Problem to solve: Reproduce each line of the listing exactly.

[Figure record listings]
------------------------------
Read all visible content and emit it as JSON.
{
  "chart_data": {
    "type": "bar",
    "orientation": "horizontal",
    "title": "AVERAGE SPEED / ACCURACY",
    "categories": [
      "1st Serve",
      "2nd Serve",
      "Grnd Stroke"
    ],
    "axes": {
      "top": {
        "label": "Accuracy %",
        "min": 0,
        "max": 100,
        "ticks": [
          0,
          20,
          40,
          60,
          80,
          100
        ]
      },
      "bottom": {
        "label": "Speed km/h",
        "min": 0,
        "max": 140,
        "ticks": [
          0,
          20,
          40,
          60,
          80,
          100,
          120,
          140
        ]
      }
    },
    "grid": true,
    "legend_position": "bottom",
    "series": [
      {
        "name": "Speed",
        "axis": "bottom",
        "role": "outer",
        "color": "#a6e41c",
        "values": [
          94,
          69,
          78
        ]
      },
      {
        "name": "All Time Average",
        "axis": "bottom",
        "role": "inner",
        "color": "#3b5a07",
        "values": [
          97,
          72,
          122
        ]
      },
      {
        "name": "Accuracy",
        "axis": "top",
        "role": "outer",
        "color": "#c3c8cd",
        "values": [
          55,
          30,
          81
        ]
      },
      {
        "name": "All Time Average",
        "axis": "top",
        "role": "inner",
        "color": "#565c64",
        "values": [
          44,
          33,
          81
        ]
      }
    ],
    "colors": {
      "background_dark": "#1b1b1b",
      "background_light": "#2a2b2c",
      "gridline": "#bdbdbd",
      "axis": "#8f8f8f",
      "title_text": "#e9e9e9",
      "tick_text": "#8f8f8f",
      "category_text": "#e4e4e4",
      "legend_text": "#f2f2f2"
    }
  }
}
------------------------------
Reply:
Read all visible content and emit it as JSON.
{
  "chart_data": {
    "type": "bar",
    "orientation": "horizontal",
    "title": "AVERAGE SPEED / ACCURACY",
    "categories": [
      "1st Serve",
      "2nd Serve",
      "Grnd Stroke"
    ],
    "axes": {
      "top": {
        "label": "Accuracy %",
        "min": 0,
        "max": 100,
        "ticks": [
          0,
          20,
          40,
          60,
          80,
          100
        ]
      },
      "bottom": {
        "label": "Speed km/h",
        "min": 0,
        "max": 140,
        "ticks": [
          0,
          20,
          40,
          60,
          80,
          100,
          120,
          140
        ]
      }
    },
    "grid": true,
    "legend_position": "bottom",
    "series": [
      {
        "name": "Speed",
        "axis": "bottom",
        "role": "outer",
        "color": "#a6e41c",
        "values": [
          94,
          69,
          78
        ]
      },
      {
        "name": "All Time Average",
        "axis": "bottom",
        "role": "inner",
        "color": "#3b5a07",
        "values": [
          97,
          72,
          122
        ]
      },
      {
        "name": "Accuracy",
        "axis": "top",
        "role": "outer",
        "color": "#c3c8cd",
        "values": [
          55,
          30,
          81
        ]
      },
      {
        "name": "All Time Average",
        "axis": "top",
        "role": "inner",
        "color": "#565c64",
        "values": [
          44,
          33,
          81
        ]
      }
    ],
    "colors": {
      "background_dark": "#1b1b1b",
      "background_light": "#2a2b2c",
      "gridline": "#bdbdbd",
      "axis": "#8f8f8f",
      "title_text": "#e9e9e9",
      "tick_text": "#8f8f8f",
      "category_text": "#e4e4e4",
      "legend_text": "#f2f2f2"
    }
  }
}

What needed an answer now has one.